**EXERCISE:**
Output the full listing below exactly, without the pictures.
>> Start INPUT RECORDS
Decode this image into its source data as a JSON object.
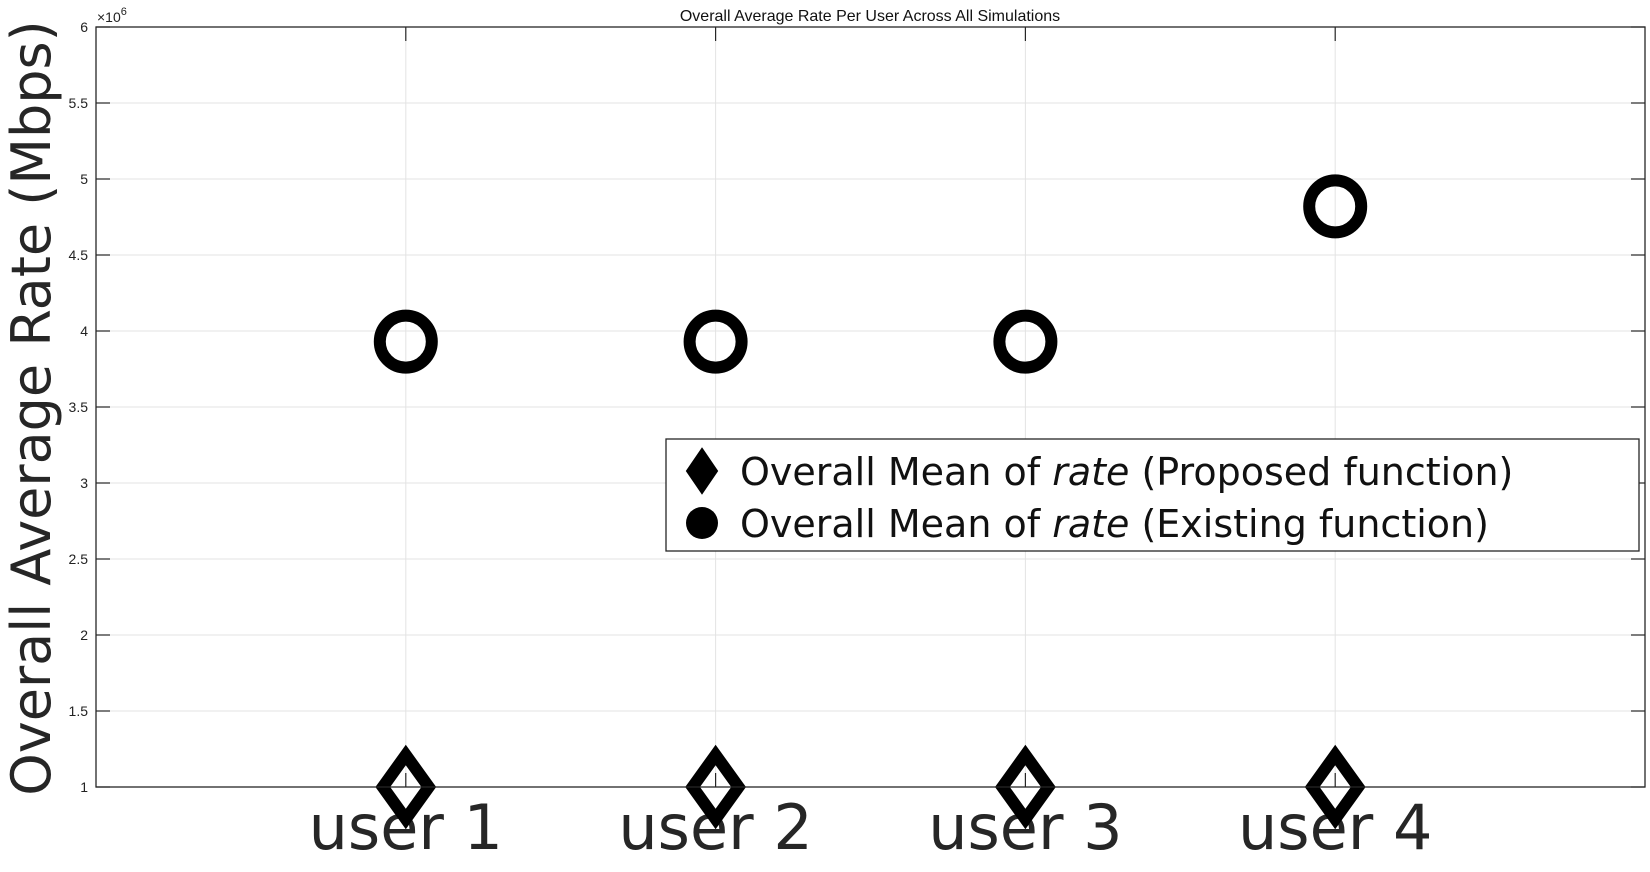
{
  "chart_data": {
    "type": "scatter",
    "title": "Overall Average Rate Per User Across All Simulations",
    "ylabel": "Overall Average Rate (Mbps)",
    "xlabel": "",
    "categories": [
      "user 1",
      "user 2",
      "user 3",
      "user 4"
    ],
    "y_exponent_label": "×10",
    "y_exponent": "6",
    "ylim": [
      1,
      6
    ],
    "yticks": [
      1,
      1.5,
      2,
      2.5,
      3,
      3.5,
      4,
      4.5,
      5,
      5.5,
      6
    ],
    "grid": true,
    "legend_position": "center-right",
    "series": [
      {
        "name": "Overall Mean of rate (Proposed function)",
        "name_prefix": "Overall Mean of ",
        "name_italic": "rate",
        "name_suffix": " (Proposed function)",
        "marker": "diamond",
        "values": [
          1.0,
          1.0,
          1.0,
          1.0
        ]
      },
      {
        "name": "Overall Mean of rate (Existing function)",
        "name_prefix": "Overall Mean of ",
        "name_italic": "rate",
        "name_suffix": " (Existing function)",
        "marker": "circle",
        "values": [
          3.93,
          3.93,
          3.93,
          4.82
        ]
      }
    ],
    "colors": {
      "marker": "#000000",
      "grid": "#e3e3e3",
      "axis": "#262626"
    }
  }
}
>> End INPUT RECORDS
**SOLUTION TO THIS EXERCISE:**
Decode this image into its source data as a JSON object.
{
  "chart_data": {
    "type": "scatter",
    "title": "Overall Average Rate Per User Across All Simulations",
    "ylabel": "Overall Average Rate (Mbps)",
    "xlabel": "",
    "categories": [
      "user 1",
      "user 2",
      "user 3",
      "user 4"
    ],
    "y_exponent_label": "×10",
    "y_exponent": "6",
    "ylim": [
      1,
      6
    ],
    "yticks": [
      1,
      1.5,
      2,
      2.5,
      3,
      3.5,
      4,
      4.5,
      5,
      5.5,
      6
    ],
    "grid": true,
    "legend_position": "center-right",
    "series": [
      {
        "name": "Overall Mean of rate (Proposed function)",
        "name_prefix": "Overall Mean of ",
        "name_italic": "rate",
        "name_suffix": " (Proposed function)",
        "marker": "diamond",
        "values": [
          1.0,
          1.0,
          1.0,
          1.0
        ]
      },
      {
        "name": "Overall Mean of rate (Existing function)",
        "name_prefix": "Overall Mean of ",
        "name_italic": "rate",
        "name_suffix": " (Existing function)",
        "marker": "circle",
        "values": [
          3.93,
          3.93,
          3.93,
          4.82
        ]
      }
    ],
    "colors": {
      "marker": "#000000",
      "grid": "#e3e3e3",
      "axis": "#262626"
    }
  }
}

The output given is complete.